GOAL: Restate the full set of records exactly, without adding or dropping a word.

GIVEN RECORDS:
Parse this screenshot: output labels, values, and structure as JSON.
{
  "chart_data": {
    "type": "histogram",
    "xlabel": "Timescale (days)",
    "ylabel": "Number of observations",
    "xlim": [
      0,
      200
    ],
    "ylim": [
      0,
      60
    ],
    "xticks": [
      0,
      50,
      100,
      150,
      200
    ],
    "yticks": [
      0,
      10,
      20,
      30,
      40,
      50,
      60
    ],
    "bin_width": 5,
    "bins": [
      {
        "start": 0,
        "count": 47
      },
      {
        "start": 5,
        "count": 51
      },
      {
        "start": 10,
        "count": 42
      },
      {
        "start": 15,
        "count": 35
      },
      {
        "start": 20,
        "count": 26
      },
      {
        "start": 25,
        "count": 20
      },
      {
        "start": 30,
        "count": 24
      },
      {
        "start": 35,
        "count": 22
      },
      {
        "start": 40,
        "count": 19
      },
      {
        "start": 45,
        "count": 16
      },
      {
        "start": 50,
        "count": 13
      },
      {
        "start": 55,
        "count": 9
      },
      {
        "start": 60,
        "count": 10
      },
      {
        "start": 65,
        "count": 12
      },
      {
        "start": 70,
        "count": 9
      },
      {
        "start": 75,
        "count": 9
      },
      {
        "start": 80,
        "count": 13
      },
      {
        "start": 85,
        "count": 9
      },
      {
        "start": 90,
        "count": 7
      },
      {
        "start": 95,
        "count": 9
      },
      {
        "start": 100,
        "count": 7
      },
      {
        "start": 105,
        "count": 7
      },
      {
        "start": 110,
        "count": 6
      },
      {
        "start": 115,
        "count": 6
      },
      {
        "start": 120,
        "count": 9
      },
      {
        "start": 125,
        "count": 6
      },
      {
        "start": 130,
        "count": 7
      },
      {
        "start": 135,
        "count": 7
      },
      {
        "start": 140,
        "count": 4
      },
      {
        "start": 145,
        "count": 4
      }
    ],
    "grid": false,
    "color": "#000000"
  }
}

SOLUTION TO THE EXERCISE:
Parse this screenshot: output labels, values, and structure as JSON.
{
  "chart_data": {
    "type": "histogram",
    "xlabel": "Timescale (days)",
    "ylabel": "Number of observations",
    "xlim": [
      0,
      200
    ],
    "ylim": [
      0,
      60
    ],
    "xticks": [
      0,
      50,
      100,
      150,
      200
    ],
    "yticks": [
      0,
      10,
      20,
      30,
      40,
      50,
      60
    ],
    "bin_width": 5,
    "bins": [
      {
        "start": 0,
        "count": 47
      },
      {
        "start": 5,
        "count": 51
      },
      {
        "start": 10,
        "count": 42
      },
      {
        "start": 15,
        "count": 35
      },
      {
        "start": 20,
        "count": 26
      },
      {
        "start": 25,
        "count": 20
      },
      {
        "start": 30,
        "count": 24
      },
      {
        "start": 35,
        "count": 22
      },
      {
        "start": 40,
        "count": 19
      },
      {
        "start": 45,
        "count": 16
      },
      {
        "start": 50,
        "count": 13
      },
      {
        "start": 55,
        "count": 9
      },
      {
        "start": 60,
        "count": 10
      },
      {
        "start": 65,
        "count": 12
      },
      {
        "start": 70,
        "count": 9
      },
      {
        "start": 75,
        "count": 9
      },
      {
        "start": 80,
        "count": 13
      },
      {
        "start": 85,
        "count": 9
      },
      {
        "start": 90,
        "count": 7
      },
      {
        "start": 95,
        "count": 9
      },
      {
        "start": 100,
        "count": 7
      },
      {
        "start": 105,
        "count": 7
      },
      {
        "start": 110,
        "count": 6
      },
      {
        "start": 115,
        "count": 6
      },
      {
        "start": 120,
        "count": 9
      },
      {
        "start": 125,
        "count": 6
      },
      {
        "start": 130,
        "count": 7
      },
      {
        "start": 135,
        "count": 7
      },
      {
        "start": 140,
        "count": 4
      },
      {
        "start": 145,
        "count": 4
      }
    ],
    "grid": false,
    "color": "#000000"
  }
}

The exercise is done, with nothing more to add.